Exercise instructions: Set down all of the data exactly as it appears.
####################
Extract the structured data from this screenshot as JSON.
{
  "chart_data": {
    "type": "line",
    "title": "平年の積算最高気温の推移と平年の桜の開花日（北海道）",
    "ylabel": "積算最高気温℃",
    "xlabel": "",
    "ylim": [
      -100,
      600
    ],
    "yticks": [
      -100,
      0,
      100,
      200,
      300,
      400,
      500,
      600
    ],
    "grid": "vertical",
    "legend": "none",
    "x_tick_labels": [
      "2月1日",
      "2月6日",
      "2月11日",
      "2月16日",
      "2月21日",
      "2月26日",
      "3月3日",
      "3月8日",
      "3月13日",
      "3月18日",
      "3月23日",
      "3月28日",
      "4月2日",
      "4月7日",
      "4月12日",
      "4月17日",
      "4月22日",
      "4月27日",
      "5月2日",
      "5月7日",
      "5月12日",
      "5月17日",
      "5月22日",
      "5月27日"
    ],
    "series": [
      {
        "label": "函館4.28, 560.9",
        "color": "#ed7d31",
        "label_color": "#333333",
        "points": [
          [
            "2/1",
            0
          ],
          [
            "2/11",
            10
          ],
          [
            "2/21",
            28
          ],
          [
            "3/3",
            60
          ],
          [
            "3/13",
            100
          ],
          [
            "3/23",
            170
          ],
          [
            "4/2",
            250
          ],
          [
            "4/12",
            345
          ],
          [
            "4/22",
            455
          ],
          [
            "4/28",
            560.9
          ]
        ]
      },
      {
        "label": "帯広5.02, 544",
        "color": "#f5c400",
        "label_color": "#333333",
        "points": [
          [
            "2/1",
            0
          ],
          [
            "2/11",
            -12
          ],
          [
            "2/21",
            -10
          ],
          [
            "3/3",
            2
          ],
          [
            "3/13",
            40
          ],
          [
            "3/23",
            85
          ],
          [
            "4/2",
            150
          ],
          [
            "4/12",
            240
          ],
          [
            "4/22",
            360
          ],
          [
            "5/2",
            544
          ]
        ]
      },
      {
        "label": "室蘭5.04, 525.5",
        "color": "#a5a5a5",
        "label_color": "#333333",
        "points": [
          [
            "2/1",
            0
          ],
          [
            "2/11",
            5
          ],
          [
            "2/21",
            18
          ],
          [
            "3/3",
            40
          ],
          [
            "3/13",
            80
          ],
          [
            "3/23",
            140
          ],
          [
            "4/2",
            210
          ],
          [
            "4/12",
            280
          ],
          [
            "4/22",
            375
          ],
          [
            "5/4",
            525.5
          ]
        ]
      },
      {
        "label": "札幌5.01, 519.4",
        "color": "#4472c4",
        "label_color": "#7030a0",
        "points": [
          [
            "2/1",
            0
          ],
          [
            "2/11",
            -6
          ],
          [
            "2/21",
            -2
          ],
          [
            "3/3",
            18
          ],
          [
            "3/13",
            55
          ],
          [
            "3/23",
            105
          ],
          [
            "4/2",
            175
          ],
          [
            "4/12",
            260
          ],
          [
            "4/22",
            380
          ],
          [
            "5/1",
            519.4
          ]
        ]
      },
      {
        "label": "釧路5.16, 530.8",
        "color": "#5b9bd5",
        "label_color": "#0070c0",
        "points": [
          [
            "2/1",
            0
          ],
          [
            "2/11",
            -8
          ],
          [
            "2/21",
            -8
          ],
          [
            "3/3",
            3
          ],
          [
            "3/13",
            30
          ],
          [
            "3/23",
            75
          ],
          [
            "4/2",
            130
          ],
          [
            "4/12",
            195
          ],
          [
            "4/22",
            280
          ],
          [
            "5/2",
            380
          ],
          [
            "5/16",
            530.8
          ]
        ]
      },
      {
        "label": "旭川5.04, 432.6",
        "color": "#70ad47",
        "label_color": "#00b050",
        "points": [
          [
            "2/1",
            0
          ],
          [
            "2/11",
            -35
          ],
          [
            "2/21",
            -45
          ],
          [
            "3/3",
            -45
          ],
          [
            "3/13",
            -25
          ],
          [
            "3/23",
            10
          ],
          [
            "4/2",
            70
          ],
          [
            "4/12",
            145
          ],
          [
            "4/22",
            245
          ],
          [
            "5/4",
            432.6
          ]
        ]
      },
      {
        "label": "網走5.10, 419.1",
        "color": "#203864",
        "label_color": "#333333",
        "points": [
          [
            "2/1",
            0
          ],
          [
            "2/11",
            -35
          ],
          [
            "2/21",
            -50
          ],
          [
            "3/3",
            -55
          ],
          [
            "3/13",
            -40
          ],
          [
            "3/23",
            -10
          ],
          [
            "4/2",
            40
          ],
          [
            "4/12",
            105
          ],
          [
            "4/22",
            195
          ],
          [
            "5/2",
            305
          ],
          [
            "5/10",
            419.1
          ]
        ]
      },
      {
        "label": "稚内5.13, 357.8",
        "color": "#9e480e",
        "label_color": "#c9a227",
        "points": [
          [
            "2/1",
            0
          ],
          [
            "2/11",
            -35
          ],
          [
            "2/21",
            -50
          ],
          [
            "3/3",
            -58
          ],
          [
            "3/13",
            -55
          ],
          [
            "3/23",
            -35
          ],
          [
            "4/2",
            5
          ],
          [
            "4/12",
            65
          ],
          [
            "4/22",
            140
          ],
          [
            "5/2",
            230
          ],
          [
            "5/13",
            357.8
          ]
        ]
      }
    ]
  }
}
####################
Complete response:
Extract the structured data from this screenshot as JSON.
{
  "chart_data": {
    "type": "line",
    "title": "平年の積算最高気温の推移と平年の桜の開花日（北海道）",
    "ylabel": "積算最高気温℃",
    "xlabel": "",
    "ylim": [
      -100,
      600
    ],
    "yticks": [
      -100,
      0,
      100,
      200,
      300,
      400,
      500,
      600
    ],
    "grid": "vertical",
    "legend": "none",
    "x_tick_labels": [
      "2月1日",
      "2月6日",
      "2月11日",
      "2月16日",
      "2月21日",
      "2月26日",
      "3月3日",
      "3月8日",
      "3月13日",
      "3月18日",
      "3月23日",
      "3月28日",
      "4月2日",
      "4月7日",
      "4月12日",
      "4月17日",
      "4月22日",
      "4月27日",
      "5月2日",
      "5月7日",
      "5月12日",
      "5月17日",
      "5月22日",
      "5月27日"
    ],
    "series": [
      {
        "label": "函館4.28, 560.9",
        "color": "#ed7d31",
        "label_color": "#333333",
        "points": [
          [
            "2/1",
            0
          ],
          [
            "2/11",
            10
          ],
          [
            "2/21",
            28
          ],
          [
            "3/3",
            60
          ],
          [
            "3/13",
            100
          ],
          [
            "3/23",
            170
          ],
          [
            "4/2",
            250
          ],
          [
            "4/12",
            345
          ],
          [
            "4/22",
            455
          ],
          [
            "4/28",
            560.9
          ]
        ]
      },
      {
        "label": "帯広5.02, 544",
        "color": "#f5c400",
        "label_color": "#333333",
        "points": [
          [
            "2/1",
            0
          ],
          [
            "2/11",
            -12
          ],
          [
            "2/21",
            -10
          ],
          [
            "3/3",
            2
          ],
          [
            "3/13",
            40
          ],
          [
            "3/23",
            85
          ],
          [
            "4/2",
            150
          ],
          [
            "4/12",
            240
          ],
          [
            "4/22",
            360
          ],
          [
            "5/2",
            544
          ]
        ]
      },
      {
        "label": "室蘭5.04, 525.5",
        "color": "#a5a5a5",
        "label_color": "#333333",
        "points": [
          [
            "2/1",
            0
          ],
          [
            "2/11",
            5
          ],
          [
            "2/21",
            18
          ],
          [
            "3/3",
            40
          ],
          [
            "3/13",
            80
          ],
          [
            "3/23",
            140
          ],
          [
            "4/2",
            210
          ],
          [
            "4/12",
            280
          ],
          [
            "4/22",
            375
          ],
          [
            "5/4",
            525.5
          ]
        ]
      },
      {
        "label": "札幌5.01, 519.4",
        "color": "#4472c4",
        "label_color": "#7030a0",
        "points": [
          [
            "2/1",
            0
          ],
          [
            "2/11",
            -6
          ],
          [
            "2/21",
            -2
          ],
          [
            "3/3",
            18
          ],
          [
            "3/13",
            55
          ],
          [
            "3/23",
            105
          ],
          [
            "4/2",
            175
          ],
          [
            "4/12",
            260
          ],
          [
            "4/22",
            380
          ],
          [
            "5/1",
            519.4
          ]
        ]
      },
      {
        "label": "釧路5.16, 530.8",
        "color": "#5b9bd5",
        "label_color": "#0070c0",
        "points": [
          [
            "2/1",
            0
          ],
          [
            "2/11",
            -8
          ],
          [
            "2/21",
            -8
          ],
          [
            "3/3",
            3
          ],
          [
            "3/13",
            30
          ],
          [
            "3/23",
            75
          ],
          [
            "4/2",
            130
          ],
          [
            "4/12",
            195
          ],
          [
            "4/22",
            280
          ],
          [
            "5/2",
            380
          ],
          [
            "5/16",
            530.8
          ]
        ]
      },
      {
        "label": "旭川5.04, 432.6",
        "color": "#70ad47",
        "label_color": "#00b050",
        "points": [
          [
            "2/1",
            0
          ],
          [
            "2/11",
            -35
          ],
          [
            "2/21",
            -45
          ],
          [
            "3/3",
            -45
          ],
          [
            "3/13",
            -25
          ],
          [
            "3/23",
            10
          ],
          [
            "4/2",
            70
          ],
          [
            "4/12",
            145
          ],
          [
            "4/22",
            245
          ],
          [
            "5/4",
            432.6
          ]
        ]
      },
      {
        "label": "網走5.10, 419.1",
        "color": "#203864",
        "label_color": "#333333",
        "points": [
          [
            "2/1",
            0
          ],
          [
            "2/11",
            -35
          ],
          [
            "2/21",
            -50
          ],
          [
            "3/3",
            -55
          ],
          [
            "3/13",
            -40
          ],
          [
            "3/23",
            -10
          ],
          [
            "4/2",
            40
          ],
          [
            "4/12",
            105
          ],
          [
            "4/22",
            195
          ],
          [
            "5/2",
            305
          ],
          [
            "5/10",
            419.1
          ]
        ]
      },
      {
        "label": "稚内5.13, 357.8",
        "color": "#9e480e",
        "label_color": "#c9a227",
        "points": [
          [
            "2/1",
            0
          ],
          [
            "2/11",
            -35
          ],
          [
            "2/21",
            -50
          ],
          [
            "3/3",
            -58
          ],
          [
            "3/13",
            -55
          ],
          [
            "3/23",
            -35
          ],
          [
            "4/2",
            5
          ],
          [
            "4/12",
            65
          ],
          [
            "4/22",
            140
          ],
          [
            "5/2",
            230
          ],
          [
            "5/13",
            357.8
          ]
        ]
      }
    ]
  }
}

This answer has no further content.